> **DATASET ENTRIES**

====

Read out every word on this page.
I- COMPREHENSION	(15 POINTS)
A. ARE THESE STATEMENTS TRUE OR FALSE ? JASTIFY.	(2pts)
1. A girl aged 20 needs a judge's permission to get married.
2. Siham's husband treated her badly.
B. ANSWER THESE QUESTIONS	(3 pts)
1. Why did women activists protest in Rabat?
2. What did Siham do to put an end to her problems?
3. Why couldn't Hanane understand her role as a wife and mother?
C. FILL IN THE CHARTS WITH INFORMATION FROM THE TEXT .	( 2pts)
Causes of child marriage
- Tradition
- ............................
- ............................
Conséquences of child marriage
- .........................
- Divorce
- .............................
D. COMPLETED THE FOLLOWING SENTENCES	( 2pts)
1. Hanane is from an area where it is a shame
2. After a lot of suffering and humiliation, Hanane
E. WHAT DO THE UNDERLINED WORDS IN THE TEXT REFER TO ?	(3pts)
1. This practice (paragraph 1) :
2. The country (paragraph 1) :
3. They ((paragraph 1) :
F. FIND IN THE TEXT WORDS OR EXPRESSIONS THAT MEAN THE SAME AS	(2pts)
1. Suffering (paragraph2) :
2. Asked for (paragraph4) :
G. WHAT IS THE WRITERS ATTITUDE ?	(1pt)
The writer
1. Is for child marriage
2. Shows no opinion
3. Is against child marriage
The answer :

====

Restate the whole listing exactly, leaving out nothing.

> **EXPECTED ANSWER**
Read out every word on this page.
I- COMPREHENSION	(15 POINTS)
A. ARE THESE STATEMENTS TRUE OR FALSE ? JASTIFY.	(2pts)
1. A girl aged 20 needs a judge's permission to get married.
2. Siham's husband treated her badly.
B. ANSWER THESE QUESTIONS	(3 pts)
1. Why did women activists protest in Rabat?
2. What did Siham do to put an end to her problems?
3. Why couldn't Hanane understand her role as a wife and mother?
C. FILL IN THE CHARTS WITH INFORMATION FROM THE TEXT .	( 2pts)
Causes of child marriage
- Tradition
- ............................
- ............................
Conséquences of child marriage
- .........................
- Divorce
- .............................
D. COMPLETED THE FOLLOWING SENTENCES	( 2pts)
1. Hanane is from an area where it is a shame
2. After a lot of suffering and humiliation, Hanane
E. WHAT DO THE UNDERLINED WORDS IN THE TEXT REFER TO ?	(3pts)
1. This practice (paragraph 1) :
2. The country (paragraph 1) :
3. They ((paragraph 1) :
F. FIND IN THE TEXT WORDS OR EXPRESSIONS THAT MEAN THE SAME AS	(2pts)
1. Suffering (paragraph2) :
2. Asked for (paragraph4) :
G. WHAT IS THE WRITERS ATTITUDE ?	(1pt)
The writer
1. Is for child marriage
2. Shows no opinion
3. Is against child marriage
The answer :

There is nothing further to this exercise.